(Records drawn from a collection)
★ ★ ★ ★ ★
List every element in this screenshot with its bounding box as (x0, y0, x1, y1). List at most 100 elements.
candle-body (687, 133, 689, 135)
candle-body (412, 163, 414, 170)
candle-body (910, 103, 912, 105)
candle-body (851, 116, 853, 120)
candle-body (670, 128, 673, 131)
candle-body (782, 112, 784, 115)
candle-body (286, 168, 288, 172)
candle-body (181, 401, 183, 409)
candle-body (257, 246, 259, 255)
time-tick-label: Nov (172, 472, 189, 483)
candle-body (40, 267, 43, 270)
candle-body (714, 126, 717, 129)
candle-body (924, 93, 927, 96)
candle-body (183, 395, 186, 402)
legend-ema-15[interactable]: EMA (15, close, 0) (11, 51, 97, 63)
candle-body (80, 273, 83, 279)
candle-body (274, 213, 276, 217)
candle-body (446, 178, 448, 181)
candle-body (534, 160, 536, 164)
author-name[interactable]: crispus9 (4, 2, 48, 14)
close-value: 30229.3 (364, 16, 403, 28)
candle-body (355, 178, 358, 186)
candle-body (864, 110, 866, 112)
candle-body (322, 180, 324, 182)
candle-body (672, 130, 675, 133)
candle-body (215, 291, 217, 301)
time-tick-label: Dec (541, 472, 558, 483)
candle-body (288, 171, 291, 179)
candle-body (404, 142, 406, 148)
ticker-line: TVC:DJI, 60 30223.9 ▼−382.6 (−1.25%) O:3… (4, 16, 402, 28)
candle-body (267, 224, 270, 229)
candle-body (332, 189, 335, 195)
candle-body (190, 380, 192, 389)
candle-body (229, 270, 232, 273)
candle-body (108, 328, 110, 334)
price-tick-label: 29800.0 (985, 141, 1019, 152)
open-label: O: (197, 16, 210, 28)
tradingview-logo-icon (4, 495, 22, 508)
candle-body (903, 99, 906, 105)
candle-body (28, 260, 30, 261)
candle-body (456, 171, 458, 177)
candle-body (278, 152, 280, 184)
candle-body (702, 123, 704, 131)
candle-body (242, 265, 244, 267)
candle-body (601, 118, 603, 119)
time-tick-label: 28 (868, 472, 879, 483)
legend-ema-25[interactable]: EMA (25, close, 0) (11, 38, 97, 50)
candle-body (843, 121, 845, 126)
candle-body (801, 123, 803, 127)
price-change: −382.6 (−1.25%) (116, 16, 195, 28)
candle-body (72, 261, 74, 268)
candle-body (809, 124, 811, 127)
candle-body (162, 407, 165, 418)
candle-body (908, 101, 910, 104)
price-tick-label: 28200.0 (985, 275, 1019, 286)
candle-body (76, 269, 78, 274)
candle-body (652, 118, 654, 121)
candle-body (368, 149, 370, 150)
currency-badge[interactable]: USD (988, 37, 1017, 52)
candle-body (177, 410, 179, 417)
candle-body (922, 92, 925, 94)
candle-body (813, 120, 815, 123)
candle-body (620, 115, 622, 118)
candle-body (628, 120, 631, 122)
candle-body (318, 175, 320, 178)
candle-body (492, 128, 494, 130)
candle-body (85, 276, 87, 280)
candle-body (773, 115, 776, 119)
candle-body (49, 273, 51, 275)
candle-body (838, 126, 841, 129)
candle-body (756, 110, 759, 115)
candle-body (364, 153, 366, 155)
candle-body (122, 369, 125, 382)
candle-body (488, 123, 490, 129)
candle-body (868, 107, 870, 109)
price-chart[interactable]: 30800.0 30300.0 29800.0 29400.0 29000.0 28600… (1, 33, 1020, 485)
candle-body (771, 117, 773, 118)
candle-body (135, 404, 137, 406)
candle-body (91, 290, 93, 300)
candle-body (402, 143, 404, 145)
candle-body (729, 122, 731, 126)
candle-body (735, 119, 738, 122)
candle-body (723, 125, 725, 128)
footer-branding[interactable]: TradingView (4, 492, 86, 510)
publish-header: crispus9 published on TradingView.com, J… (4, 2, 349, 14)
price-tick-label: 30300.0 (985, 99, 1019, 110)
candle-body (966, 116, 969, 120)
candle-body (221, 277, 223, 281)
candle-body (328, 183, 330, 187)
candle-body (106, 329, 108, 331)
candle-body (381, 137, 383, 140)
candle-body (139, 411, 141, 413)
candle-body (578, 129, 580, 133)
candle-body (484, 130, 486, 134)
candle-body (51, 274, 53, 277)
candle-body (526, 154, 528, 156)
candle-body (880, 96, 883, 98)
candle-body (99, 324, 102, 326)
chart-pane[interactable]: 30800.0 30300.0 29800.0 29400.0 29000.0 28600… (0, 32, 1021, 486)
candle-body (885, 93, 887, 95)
★ ★ ★ ★ ★
Rewrite every line of the records above as a numbered list, omitting any blank lines.

§ **Task output**
1. List every element in this screenshot with its bounding box as (x0, y0, x1, y1). List at most 100 elements.
2. candle-body (687, 133, 689, 135)
3. candle-body (412, 163, 414, 170)
4. candle-body (910, 103, 912, 105)
5. candle-body (851, 116, 853, 120)
6. candle-body (670, 128, 673, 131)
7. candle-body (782, 112, 784, 115)
8. candle-body (286, 168, 288, 172)
9. candle-body (181, 401, 183, 409)
10. candle-body (257, 246, 259, 255)
11. time-tick-label: Nov (172, 472, 189, 483)
12. candle-body (40, 267, 43, 270)
13. candle-body (714, 126, 717, 129)
14. candle-body (924, 93, 927, 96)
15. candle-body (183, 395, 186, 402)
16. legend-ema-15[interactable]: EMA (15, close, 0) (11, 51, 97, 63)
17. candle-body (80, 273, 83, 279)
18. candle-body (274, 213, 276, 217)
19. candle-body (446, 178, 448, 181)
20. candle-body (534, 160, 536, 164)
21. author-name[interactable]: crispus9 (4, 2, 48, 14)
22. close-value: 30229.3 (364, 16, 403, 28)
23. candle-body (355, 178, 358, 186)
24. candle-body (864, 110, 866, 112)
25. candle-body (322, 180, 324, 182)
26. candle-body (672, 130, 675, 133)
27. candle-body (215, 291, 217, 301)
28. time-tick-label: Dec (541, 472, 558, 483)
29. candle-body (288, 171, 291, 179)
30. candle-body (404, 142, 406, 148)
31. ticker-line: TVC:DJI, 60 30223.9 ▼−382.6 (−1.25%) O:3… (4, 16, 402, 28)
32. candle-body (267, 224, 270, 229)
33. candle-body (332, 189, 335, 195)
34. candle-body (190, 380, 192, 389)
35. candle-body (229, 270, 232, 273)
36. candle-body (108, 328, 110, 334)
37. price-tick-label: 29800.0 (985, 141, 1019, 152)
38. open-label: O: (197, 16, 210, 28)
39. tradingview-logo-icon (4, 495, 22, 508)
40. candle-body (903, 99, 906, 105)
41. candle-body (28, 260, 30, 261)
42. candle-body (456, 171, 458, 177)
43. candle-body (278, 152, 280, 184)
44. candle-body (702, 123, 704, 131)
45. candle-body (242, 265, 244, 267)
46. candle-body (601, 118, 603, 119)
47. time-tick-label: 28 (868, 472, 879, 483)
48. legend-ema-25[interactable]: EMA (25, close, 0) (11, 38, 97, 50)
49. candle-body (843, 121, 845, 126)
50. candle-body (801, 123, 803, 127)
51. price-change: −382.6 (−1.25%) (116, 16, 195, 28)
52. candle-body (72, 261, 74, 268)
53. candle-body (809, 124, 811, 127)
54. candle-body (162, 407, 165, 418)
55. candle-body (908, 101, 910, 104)
56. price-tick-label: 28200.0 (985, 275, 1019, 286)
57. candle-body (76, 269, 78, 274)
58. candle-body (652, 118, 654, 121)
59. candle-body (368, 149, 370, 150)
60. currency-badge[interactable]: USD (988, 37, 1017, 52)
61. candle-body (177, 410, 179, 417)
62. candle-body (922, 92, 925, 94)
63. candle-body (813, 120, 815, 123)
64. candle-body (620, 115, 622, 118)
65. candle-body (628, 120, 631, 122)
66. candle-body (318, 175, 320, 178)
67. candle-body (492, 128, 494, 130)
68. candle-body (85, 276, 87, 280)
69. candle-body (773, 115, 776, 119)
70. candle-body (49, 273, 51, 275)
71. candle-body (838, 126, 841, 129)
72. candle-body (756, 110, 759, 115)
73. candle-body (364, 153, 366, 155)
74. candle-body (122, 369, 125, 382)
75. candle-body (488, 123, 490, 129)
76. candle-body (868, 107, 870, 109)
77. price-chart[interactable]: 30800.0 30300.0 29800.0 29400.0 29000.0 28600… (1, 33, 1020, 485)
78. candle-body (771, 117, 773, 118)
79. candle-body (135, 404, 137, 406)
80. candle-body (91, 290, 93, 300)
81. candle-body (402, 143, 404, 145)
82. candle-body (729, 122, 731, 126)
83. candle-body (735, 119, 738, 122)
84. candle-body (723, 125, 725, 128)
85. footer-branding[interactable]: TradingView (4, 492, 86, 510)
86. publish-header: crispus9 published on TradingView.com, J… (4, 2, 349, 14)
87. price-tick-label: 30300.0 (985, 99, 1019, 110)
88. candle-body (966, 116, 969, 120)
89. candle-body (221, 277, 223, 281)
90. candle-body (328, 183, 330, 187)
91. candle-body (106, 329, 108, 331)
92. candle-body (381, 137, 383, 140)
93. candle-body (139, 411, 141, 413)
94. candle-body (578, 129, 580, 133)
95. candle-body (484, 130, 486, 134)
96. candle-body (51, 274, 53, 277)
97. candle-body (526, 154, 528, 156)
98. candle-body (880, 96, 883, 98)
99. candle-body (99, 324, 102, 326)
100. chart-pane[interactable]: 30800.0 30300.0 29800.0 29400.0 29000.0 28600… (0, 32, 1021, 486)
101. candle-body (885, 93, 887, 95)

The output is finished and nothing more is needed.